*WHAT THE TASK REQUIRES*.
Copy the listing below word for word, starting at its first line and ending with the line that contains "- Polygon shape: [290, 248, 330, 272]", with that line included.
— START OF SUPPLIED RECORDS —
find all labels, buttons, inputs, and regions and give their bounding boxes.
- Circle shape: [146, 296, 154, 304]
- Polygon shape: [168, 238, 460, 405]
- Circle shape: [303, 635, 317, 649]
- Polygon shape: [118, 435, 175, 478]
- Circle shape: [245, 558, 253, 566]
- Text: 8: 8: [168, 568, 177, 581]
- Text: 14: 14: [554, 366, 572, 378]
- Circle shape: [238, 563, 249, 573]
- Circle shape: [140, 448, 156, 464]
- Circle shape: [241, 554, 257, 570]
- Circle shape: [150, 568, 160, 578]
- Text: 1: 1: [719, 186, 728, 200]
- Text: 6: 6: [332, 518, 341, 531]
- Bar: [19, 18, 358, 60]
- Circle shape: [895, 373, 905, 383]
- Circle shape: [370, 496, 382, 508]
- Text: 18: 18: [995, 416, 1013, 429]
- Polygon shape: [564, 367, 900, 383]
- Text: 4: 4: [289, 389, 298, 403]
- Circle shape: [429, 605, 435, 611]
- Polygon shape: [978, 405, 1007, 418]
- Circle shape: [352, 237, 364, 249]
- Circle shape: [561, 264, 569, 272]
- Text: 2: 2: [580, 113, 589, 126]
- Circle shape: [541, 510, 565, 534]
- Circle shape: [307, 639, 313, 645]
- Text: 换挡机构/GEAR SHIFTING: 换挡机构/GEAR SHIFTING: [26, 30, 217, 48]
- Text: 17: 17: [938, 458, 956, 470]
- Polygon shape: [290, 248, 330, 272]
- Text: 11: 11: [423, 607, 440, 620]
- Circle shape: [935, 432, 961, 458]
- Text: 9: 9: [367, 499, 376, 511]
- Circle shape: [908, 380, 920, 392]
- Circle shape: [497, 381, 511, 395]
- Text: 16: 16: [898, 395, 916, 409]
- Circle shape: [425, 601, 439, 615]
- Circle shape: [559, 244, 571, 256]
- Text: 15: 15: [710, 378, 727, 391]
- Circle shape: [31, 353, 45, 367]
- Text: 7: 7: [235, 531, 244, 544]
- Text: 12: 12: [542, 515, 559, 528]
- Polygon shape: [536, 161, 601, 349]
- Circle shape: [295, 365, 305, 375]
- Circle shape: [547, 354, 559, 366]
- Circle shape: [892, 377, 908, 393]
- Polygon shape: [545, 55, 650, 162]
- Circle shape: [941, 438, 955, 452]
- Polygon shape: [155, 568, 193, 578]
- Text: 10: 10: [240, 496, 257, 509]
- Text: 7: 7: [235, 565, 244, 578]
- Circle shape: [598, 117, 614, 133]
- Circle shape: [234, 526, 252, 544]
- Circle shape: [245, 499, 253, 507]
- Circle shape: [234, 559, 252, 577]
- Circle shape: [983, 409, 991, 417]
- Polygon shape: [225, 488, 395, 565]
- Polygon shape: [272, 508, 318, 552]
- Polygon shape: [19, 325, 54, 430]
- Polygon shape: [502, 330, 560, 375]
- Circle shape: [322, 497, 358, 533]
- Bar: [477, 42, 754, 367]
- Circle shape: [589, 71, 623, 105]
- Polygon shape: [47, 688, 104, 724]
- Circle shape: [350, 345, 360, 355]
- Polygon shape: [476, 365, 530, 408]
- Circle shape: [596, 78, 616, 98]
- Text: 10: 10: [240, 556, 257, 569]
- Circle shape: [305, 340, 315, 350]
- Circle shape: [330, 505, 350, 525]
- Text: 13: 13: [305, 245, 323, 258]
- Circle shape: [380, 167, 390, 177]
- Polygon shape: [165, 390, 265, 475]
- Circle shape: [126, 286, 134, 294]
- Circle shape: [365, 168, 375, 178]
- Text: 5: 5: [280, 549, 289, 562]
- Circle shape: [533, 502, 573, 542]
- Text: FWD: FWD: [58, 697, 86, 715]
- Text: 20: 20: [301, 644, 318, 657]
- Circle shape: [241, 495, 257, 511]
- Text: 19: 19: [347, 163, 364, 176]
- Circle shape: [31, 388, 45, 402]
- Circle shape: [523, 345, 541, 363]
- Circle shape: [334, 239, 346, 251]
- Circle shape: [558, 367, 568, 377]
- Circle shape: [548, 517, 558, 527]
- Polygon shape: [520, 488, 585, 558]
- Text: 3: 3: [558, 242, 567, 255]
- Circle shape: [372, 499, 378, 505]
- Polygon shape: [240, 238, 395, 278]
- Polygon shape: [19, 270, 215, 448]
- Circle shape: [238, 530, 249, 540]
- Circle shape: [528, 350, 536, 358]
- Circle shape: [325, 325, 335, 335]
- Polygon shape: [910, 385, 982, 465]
— END OF SUPPLIED RECORDS —
*THE ANSWER*.
find all labels, buttons, inputs, and regions and give their bounding boxes.
- Circle shape: [146, 296, 154, 304]
- Polygon shape: [168, 238, 460, 405]
- Circle shape: [303, 635, 317, 649]
- Polygon shape: [118, 435, 175, 478]
- Circle shape: [245, 558, 253, 566]
- Text: 8: 8: [168, 568, 177, 581]
- Text: 14: 14: [554, 366, 572, 378]
- Circle shape: [238, 563, 249, 573]
- Circle shape: [140, 448, 156, 464]
- Circle shape: [241, 554, 257, 570]
- Circle shape: [150, 568, 160, 578]
- Text: 1: 1: [719, 186, 728, 200]
- Text: 6: 6: [332, 518, 341, 531]
- Bar: [19, 18, 358, 60]
- Circle shape: [895, 373, 905, 383]
- Circle shape: [370, 496, 382, 508]
- Text: 18: 18: [995, 416, 1013, 429]
- Polygon shape: [564, 367, 900, 383]
- Text: 4: 4: [289, 389, 298, 403]
- Circle shape: [429, 605, 435, 611]
- Polygon shape: [978, 405, 1007, 418]
- Circle shape: [352, 237, 364, 249]
- Circle shape: [561, 264, 569, 272]
- Text: 2: 2: [580, 113, 589, 126]
- Circle shape: [541, 510, 565, 534]
- Circle shape: [307, 639, 313, 645]
- Text: 换挡机构/GEAR SHIFTING: 换挡机构/GEAR SHIFTING: [26, 30, 217, 48]
- Text: 17: 17: [938, 458, 956, 470]
- Polygon shape: [290, 248, 330, 272]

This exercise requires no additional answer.